→ **ТЕКСТ ДЛЯ ЧТЕНИЯ**
▼
В канун рождества под 1300 г. толпа верующих как будто бы стихийно стала требовать от понтифика особого юбилейного отпущения грехов. Папа, справившись с церковными хрониками, не нашел никакого прямого аналога в истории церкви для установления традиции юбилейных торжеств с провозглашением полного прощения грехов. Тем не менее, понтифик пошел на этот шаг и установил традицию, которая не только успешно привилась, но и не прерывается до сих пор (напротив, популярность римских юбилеев привела к тому, что их стали проводить сначала раз в 50, затем в 33 и даже 25 лет).

В феврале 1300 года папа Бонифаций учредил институт юбилейных святых лет, когда каждый пилигрим посетивший Рим и его древнейшие христианские святыни, прежде всего базилики Свв. Апостолов Петра и Павла, получали полное отпущение грехов. Для странников, проделавших дальний путь в Рим требовалось 15-кратное посещение мест культа Петра и Павла, Богородицы ( базилик Санта Мария Маджоре и Санта Мария ин Трастевере) и Св. Креста (Санта Кроче ин Джерусалеме). Примечательно, что речь шла не о причастии, получаемом на богослужениях с папским присутствием в главных храмах латинского Запада, но именно о посещении «святых мест». Для историка этот акцент не удивительно подметить в общем юбилейном дискурсе, учитывая уже описанный нами по источникам предшествующих десятилетий обостренный интерес к выстраиванию иерархии «более священных» и «менее религиозно почитаемых мест». Точно так же и вопросы, связанные с античной символикой Города, не казались отвлеченными в средневековом Риме. Наоборот, эти вопросы были насущными и ответы на то, как можно интерпретировать городскую символику, в том числе, символику античную, обсуждались весьма остро на протяжении римского средневековья с самыми практическими видами, например в связи с тем, какие районы города стоят в иерархии символических ценностей выше.
▲
(Сохраненные записи данных)
▼
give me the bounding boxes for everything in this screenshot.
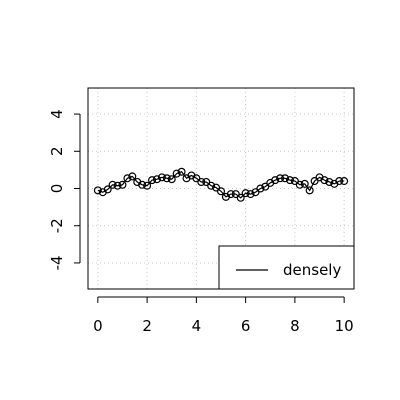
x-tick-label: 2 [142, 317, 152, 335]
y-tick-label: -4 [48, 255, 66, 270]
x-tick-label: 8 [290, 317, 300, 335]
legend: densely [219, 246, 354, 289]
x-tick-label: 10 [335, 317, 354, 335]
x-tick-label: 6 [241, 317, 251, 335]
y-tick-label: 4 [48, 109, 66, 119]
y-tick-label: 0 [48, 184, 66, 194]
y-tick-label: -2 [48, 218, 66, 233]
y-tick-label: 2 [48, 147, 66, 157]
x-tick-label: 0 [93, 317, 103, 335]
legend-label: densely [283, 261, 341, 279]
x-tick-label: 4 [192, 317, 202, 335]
▲
→ **ЗАДАЧА**
Выведите дословно фрагмент текста для чтения между словами «В канун рождества» и «даже 25 лет).», включая их. Эти записи получены из другого источника.

→ **ОТВЕТ К ЗАДАЧЕ**
В канун рождества под 1300 г. толпа верующих как будто бы стихийно стала требовать от понтифика особого юбилейного отпущения грехов. Папа, справившись с церковными хрониками, не нашел никакого прямого аналога в истории церкви для установления традиции юбилейных торжеств с провозглашением полного прощения грехов. Тем не менее, понтифик пошел на этот шаг и установил традицию, которая не только успешно привилась, но и не прерывается до сих пор (напротив, популярность римских юбилеев привела к тому, что их стали проводить сначала раз в 50, затем в 33 и даже 25 лет).